▸ **Data lines**
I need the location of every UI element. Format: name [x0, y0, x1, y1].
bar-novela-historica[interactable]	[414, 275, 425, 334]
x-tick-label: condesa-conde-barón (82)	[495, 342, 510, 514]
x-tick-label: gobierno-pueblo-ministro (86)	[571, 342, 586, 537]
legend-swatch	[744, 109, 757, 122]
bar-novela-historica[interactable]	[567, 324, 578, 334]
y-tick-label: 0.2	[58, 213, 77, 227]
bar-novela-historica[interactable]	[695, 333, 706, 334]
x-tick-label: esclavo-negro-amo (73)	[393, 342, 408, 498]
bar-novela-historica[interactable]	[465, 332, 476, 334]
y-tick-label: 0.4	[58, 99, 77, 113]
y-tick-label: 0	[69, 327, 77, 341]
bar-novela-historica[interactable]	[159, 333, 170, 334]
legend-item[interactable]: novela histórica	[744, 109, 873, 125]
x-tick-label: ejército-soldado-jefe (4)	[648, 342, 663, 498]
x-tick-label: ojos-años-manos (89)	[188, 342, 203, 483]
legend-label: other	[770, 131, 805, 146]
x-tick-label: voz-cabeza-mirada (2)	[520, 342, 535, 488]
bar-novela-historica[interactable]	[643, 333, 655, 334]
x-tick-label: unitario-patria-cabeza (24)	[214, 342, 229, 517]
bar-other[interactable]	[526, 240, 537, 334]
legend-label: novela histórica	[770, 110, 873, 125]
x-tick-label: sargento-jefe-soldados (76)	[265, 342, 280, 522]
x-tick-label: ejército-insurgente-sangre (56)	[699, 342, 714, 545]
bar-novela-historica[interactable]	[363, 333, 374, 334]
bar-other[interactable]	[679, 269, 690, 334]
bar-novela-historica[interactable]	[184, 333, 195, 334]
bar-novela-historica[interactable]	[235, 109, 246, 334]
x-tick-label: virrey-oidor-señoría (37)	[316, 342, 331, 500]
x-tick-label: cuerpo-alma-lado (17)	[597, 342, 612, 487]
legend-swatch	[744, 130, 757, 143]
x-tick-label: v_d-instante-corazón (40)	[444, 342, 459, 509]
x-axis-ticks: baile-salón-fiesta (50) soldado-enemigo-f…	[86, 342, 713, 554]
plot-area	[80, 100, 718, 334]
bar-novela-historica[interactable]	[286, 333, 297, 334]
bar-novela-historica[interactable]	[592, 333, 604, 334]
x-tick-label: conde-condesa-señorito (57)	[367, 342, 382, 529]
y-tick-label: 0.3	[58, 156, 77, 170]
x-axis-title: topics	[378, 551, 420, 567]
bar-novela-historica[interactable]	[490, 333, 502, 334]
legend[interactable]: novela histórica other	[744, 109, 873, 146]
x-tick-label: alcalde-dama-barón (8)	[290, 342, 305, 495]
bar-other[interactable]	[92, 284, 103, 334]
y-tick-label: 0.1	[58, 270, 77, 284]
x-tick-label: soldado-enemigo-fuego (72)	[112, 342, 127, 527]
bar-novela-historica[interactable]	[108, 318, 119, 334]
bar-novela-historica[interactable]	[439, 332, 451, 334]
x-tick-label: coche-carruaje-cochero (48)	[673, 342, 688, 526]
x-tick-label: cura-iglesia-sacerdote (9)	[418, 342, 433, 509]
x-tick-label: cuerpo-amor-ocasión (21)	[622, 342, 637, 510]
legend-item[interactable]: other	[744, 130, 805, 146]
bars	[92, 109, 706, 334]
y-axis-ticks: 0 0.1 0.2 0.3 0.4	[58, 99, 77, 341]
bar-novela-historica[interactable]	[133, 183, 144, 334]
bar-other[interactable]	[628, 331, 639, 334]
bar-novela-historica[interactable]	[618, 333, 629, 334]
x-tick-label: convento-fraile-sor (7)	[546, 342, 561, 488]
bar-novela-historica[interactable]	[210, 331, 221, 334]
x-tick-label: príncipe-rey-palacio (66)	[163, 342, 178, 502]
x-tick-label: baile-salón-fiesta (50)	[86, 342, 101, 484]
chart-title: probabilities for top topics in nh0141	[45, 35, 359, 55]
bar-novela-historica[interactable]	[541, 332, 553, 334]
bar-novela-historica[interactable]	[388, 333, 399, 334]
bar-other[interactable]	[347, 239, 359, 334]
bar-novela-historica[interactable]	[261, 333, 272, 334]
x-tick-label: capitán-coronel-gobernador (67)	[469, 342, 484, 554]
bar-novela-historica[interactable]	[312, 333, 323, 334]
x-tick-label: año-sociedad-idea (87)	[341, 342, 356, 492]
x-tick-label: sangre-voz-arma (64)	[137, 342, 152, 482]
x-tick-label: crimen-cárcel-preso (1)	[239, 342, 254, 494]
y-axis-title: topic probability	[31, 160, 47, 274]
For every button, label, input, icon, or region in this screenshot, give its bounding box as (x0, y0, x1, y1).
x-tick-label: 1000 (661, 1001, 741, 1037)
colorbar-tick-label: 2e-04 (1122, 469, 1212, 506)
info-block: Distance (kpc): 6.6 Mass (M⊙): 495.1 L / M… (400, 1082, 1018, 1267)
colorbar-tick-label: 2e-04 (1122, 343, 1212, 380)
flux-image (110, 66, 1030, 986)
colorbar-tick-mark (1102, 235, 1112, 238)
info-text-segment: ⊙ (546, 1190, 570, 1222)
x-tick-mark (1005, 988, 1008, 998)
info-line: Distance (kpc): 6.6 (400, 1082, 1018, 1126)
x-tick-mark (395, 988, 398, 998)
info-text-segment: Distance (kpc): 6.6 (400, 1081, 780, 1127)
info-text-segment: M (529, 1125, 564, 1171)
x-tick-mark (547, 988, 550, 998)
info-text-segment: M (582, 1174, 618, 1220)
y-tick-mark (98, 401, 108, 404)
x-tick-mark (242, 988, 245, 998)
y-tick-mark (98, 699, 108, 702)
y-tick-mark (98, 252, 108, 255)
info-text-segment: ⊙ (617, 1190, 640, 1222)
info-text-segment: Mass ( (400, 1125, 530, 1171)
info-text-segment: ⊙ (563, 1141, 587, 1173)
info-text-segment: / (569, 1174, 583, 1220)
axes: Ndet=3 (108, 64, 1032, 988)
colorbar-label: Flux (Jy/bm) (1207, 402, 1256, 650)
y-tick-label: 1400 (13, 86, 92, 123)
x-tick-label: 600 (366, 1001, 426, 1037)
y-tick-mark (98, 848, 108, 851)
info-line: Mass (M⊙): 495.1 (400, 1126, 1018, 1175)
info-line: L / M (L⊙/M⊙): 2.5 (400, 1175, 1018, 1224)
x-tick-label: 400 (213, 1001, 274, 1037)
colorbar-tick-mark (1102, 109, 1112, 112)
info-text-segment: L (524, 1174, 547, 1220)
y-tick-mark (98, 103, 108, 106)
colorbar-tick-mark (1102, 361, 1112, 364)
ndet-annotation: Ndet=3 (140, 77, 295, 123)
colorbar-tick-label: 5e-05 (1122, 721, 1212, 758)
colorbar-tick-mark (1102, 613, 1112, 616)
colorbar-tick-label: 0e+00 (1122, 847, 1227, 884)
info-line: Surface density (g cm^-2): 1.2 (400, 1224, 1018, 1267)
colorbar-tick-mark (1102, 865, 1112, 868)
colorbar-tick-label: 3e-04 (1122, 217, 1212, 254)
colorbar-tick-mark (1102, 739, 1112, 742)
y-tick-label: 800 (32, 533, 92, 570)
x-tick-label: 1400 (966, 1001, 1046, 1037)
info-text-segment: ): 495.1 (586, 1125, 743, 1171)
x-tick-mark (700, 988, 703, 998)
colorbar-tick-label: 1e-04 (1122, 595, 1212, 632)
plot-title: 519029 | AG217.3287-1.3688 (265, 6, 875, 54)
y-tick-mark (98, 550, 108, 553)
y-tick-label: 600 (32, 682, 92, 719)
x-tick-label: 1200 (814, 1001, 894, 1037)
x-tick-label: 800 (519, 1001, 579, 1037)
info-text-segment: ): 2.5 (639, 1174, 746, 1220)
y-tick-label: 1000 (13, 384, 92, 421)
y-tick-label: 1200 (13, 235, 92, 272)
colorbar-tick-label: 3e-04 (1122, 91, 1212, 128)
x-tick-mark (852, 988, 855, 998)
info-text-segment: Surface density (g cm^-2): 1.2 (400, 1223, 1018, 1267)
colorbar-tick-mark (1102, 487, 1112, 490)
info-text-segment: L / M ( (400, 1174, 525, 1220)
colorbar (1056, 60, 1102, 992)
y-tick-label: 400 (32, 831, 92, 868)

▸ **What you have to do**
Reproduce character for character the portion of the data above that opens with its first line and closes with the line containing "327, 77, 341]", including both of those lines.

▸ **Full output**
I need the location of every UI element. Format: name [x0, y0, x1, y1].
bar-novela-historica[interactable]	[414, 275, 425, 334]
x-tick-label: condesa-conde-barón (82)	[495, 342, 510, 514]
x-tick-label: gobierno-pueblo-ministro (86)	[571, 342, 586, 537]
legend-swatch	[744, 109, 757, 122]
bar-novela-historica[interactable]	[567, 324, 578, 334]
y-tick-label: 0.2	[58, 213, 77, 227]
bar-novela-historica[interactable]	[695, 333, 706, 334]
x-tick-label: esclavo-negro-amo (73)	[393, 342, 408, 498]
bar-novela-historica[interactable]	[465, 332, 476, 334]
y-tick-label: 0.4	[58, 99, 77, 113]
y-tick-label: 0	[69, 327, 77, 341]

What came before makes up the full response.